--- START EXTRACTED ENTRIES ---

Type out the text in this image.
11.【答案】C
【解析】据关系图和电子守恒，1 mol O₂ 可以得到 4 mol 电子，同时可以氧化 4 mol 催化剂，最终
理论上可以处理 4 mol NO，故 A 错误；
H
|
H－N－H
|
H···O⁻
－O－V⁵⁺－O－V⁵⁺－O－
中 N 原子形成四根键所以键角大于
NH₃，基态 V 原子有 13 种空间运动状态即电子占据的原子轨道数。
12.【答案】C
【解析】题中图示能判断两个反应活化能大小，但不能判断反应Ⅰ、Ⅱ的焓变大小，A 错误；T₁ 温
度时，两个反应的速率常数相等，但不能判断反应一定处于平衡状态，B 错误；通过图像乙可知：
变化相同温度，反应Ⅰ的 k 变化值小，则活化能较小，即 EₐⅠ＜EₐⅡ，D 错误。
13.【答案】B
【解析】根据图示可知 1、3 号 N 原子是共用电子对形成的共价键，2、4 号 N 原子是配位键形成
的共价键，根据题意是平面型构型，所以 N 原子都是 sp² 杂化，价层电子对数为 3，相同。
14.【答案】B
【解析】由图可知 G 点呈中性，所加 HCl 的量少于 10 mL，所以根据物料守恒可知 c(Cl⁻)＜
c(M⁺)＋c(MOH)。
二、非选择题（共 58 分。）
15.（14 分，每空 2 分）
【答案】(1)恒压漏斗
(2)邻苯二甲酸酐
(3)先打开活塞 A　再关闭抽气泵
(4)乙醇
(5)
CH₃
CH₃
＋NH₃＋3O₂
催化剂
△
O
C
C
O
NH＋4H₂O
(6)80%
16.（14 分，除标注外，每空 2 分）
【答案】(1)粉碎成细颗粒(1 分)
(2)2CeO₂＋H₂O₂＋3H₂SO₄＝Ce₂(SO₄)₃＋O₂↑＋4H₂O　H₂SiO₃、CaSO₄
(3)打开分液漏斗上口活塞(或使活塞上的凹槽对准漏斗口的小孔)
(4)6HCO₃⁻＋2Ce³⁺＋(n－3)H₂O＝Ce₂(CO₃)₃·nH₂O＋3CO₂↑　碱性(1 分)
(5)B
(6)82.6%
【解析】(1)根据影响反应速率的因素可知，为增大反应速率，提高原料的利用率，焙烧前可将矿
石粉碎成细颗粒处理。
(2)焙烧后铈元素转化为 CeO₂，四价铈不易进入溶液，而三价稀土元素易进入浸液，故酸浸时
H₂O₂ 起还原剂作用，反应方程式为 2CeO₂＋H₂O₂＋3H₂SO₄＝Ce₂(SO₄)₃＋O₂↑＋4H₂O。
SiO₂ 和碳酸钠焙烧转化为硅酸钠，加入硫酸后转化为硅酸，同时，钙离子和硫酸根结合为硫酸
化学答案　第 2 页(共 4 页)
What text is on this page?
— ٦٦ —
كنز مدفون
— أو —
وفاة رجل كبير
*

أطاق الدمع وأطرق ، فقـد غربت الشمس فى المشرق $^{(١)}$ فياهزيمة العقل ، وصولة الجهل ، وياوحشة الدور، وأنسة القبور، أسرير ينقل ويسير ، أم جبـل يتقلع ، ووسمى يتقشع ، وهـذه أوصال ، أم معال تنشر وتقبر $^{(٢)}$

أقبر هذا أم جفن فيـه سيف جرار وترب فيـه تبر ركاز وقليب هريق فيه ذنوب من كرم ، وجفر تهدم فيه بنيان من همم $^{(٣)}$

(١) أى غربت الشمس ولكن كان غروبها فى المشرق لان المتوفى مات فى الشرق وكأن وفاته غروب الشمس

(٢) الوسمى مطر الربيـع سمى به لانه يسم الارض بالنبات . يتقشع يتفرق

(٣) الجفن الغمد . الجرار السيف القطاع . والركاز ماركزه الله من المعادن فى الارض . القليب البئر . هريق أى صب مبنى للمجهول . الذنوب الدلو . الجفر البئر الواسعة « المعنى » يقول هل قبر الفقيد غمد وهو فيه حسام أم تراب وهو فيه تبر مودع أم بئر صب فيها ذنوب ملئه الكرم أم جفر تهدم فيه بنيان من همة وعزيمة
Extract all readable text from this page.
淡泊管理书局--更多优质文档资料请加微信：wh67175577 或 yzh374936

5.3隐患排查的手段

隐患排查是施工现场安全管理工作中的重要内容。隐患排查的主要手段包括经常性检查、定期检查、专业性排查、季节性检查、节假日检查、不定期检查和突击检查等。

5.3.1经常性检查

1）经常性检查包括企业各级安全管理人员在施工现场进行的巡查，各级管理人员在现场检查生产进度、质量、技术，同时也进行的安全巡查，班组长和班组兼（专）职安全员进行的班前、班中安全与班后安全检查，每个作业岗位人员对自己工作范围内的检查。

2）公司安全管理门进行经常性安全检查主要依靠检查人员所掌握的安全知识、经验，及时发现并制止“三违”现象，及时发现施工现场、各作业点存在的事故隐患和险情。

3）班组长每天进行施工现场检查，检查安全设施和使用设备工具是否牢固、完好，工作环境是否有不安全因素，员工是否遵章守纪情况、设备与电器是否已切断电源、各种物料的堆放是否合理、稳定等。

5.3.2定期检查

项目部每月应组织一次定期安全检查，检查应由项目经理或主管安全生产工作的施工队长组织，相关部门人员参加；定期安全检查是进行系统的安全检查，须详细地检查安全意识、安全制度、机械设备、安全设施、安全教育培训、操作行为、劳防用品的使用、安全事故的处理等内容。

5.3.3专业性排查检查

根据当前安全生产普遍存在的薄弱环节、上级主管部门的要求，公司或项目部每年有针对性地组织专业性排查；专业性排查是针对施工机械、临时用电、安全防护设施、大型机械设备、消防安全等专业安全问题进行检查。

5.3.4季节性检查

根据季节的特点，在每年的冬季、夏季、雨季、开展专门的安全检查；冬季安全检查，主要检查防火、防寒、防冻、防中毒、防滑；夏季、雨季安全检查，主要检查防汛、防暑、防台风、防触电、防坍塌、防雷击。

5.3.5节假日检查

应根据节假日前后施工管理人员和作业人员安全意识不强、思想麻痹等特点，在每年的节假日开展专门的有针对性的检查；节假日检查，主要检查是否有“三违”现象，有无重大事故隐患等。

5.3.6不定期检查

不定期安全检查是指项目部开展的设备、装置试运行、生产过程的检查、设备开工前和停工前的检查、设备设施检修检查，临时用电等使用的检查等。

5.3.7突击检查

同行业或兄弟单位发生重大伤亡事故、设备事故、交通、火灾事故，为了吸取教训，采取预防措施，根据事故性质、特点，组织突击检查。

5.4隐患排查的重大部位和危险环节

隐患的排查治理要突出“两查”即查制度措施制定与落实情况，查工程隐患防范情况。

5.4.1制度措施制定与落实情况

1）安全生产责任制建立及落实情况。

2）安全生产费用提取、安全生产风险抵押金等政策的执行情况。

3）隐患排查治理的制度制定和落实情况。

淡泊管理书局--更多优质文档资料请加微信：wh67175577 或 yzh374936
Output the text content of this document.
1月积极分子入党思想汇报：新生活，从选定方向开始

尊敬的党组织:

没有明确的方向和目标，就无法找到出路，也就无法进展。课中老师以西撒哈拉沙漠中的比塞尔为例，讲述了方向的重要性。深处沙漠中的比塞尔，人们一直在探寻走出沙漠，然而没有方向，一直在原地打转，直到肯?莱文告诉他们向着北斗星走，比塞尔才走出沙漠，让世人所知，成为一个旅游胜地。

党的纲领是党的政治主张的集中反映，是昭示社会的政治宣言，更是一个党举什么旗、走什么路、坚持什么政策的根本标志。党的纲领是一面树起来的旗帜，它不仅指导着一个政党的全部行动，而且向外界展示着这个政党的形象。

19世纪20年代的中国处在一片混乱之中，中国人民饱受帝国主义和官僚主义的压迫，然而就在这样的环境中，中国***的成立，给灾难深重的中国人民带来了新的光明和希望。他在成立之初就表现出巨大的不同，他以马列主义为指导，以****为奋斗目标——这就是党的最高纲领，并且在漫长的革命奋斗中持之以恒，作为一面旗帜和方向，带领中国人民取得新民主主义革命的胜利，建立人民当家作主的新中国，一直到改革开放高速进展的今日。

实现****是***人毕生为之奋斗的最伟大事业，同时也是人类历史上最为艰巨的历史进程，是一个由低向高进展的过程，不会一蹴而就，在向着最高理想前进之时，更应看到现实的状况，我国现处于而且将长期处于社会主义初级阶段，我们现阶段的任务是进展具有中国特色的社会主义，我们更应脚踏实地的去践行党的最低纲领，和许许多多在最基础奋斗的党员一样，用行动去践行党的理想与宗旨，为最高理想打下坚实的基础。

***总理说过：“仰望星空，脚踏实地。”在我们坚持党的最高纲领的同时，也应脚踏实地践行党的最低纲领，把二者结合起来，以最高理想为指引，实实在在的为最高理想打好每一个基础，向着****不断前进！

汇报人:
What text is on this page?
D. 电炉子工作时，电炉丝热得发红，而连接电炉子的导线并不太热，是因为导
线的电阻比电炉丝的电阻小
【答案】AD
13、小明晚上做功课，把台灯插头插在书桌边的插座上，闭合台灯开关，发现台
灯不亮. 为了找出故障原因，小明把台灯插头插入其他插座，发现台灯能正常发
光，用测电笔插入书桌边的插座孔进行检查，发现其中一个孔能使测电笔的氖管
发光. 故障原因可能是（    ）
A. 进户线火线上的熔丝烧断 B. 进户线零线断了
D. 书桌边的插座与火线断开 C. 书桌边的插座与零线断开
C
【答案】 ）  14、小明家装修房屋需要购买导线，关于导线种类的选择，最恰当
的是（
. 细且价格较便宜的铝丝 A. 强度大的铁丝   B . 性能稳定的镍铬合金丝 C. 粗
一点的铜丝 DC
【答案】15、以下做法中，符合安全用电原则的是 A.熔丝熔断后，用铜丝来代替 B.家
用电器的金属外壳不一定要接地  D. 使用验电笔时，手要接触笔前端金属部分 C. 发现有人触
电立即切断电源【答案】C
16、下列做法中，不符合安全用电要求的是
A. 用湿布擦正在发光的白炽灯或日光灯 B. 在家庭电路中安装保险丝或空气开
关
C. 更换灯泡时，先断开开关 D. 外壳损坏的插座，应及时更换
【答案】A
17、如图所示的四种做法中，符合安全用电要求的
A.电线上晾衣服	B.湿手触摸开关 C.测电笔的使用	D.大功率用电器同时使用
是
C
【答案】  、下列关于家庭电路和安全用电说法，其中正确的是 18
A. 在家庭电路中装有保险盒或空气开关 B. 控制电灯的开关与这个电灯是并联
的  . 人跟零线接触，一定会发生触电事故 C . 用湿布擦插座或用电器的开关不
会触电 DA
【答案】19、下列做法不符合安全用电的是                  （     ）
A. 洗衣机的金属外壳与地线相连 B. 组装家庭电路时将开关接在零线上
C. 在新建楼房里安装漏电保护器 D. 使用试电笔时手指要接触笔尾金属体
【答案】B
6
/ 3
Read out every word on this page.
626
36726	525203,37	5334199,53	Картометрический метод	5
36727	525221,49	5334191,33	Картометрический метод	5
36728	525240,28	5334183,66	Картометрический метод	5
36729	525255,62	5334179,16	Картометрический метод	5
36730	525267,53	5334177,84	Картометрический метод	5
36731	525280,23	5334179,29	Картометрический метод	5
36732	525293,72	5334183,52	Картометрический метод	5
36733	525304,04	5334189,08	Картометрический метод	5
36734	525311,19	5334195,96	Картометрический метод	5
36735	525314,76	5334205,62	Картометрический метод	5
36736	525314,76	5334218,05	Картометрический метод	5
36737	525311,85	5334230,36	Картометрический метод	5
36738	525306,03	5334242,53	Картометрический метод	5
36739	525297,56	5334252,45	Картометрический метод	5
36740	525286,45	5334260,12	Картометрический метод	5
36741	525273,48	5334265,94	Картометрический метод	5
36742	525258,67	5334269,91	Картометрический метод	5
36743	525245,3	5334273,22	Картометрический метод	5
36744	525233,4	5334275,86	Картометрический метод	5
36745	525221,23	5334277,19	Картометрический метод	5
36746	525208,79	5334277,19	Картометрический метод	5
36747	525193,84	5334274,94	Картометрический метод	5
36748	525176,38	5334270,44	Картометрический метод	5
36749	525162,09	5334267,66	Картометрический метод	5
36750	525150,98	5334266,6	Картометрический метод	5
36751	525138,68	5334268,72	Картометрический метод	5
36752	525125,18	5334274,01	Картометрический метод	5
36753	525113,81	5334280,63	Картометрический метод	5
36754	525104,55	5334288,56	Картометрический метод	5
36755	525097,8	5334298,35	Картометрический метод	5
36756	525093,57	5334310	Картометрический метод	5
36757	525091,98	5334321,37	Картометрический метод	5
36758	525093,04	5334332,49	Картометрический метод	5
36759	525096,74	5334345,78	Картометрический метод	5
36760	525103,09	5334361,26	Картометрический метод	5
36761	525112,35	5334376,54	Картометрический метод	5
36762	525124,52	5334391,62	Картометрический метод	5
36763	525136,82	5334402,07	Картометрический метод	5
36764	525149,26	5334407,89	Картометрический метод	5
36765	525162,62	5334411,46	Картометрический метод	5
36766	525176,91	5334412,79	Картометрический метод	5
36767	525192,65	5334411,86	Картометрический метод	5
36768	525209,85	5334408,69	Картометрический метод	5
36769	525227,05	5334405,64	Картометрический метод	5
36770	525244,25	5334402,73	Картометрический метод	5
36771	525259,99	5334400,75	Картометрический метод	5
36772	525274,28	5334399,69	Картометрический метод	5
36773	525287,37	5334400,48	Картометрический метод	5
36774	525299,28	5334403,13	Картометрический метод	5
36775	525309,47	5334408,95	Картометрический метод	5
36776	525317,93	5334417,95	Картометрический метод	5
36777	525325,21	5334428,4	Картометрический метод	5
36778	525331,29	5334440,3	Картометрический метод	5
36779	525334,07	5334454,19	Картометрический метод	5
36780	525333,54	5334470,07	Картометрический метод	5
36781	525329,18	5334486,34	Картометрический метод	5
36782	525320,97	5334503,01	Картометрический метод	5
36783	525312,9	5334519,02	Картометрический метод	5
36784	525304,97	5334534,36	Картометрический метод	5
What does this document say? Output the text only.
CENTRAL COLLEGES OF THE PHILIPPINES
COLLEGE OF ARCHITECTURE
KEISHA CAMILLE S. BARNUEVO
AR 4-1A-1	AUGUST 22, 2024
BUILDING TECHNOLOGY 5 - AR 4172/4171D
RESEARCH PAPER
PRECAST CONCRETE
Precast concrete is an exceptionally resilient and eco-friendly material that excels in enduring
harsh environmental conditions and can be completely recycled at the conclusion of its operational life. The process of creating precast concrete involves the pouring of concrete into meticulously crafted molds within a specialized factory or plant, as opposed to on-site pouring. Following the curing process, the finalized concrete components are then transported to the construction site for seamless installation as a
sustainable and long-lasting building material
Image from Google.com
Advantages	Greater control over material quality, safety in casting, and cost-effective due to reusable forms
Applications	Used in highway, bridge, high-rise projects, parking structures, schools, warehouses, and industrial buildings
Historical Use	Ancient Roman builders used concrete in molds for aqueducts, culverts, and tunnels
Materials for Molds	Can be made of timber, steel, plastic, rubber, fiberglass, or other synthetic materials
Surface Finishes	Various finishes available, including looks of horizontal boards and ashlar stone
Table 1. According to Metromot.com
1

--- END EXTRACTED ENTRIES ---

> [PROBLEM REQUIREMENTS]:
Scan the lines for the string "المشرق". Copy out each line that matches.

> [CORRECT RESULT]:
أطاق الدمع وأطرق ، فقـد غربت الشمس فى المشرق $^{(١)}$ فياهزيمة العقل ، وصولة الجهل ، وياوحشة الدور، وأنسة القبور، أسرير ينقل ويسير ، أم جبـل يتقلع ، ووسمى يتقشع ، وهـذه أوصال ، أم معال تنشر وتقبر $^{(٢)}$
(١) أى غربت الشمس ولكن كان غروبها فى المشرق لان المتوفى مات فى الشرق وكأن وفاته غروب الشمس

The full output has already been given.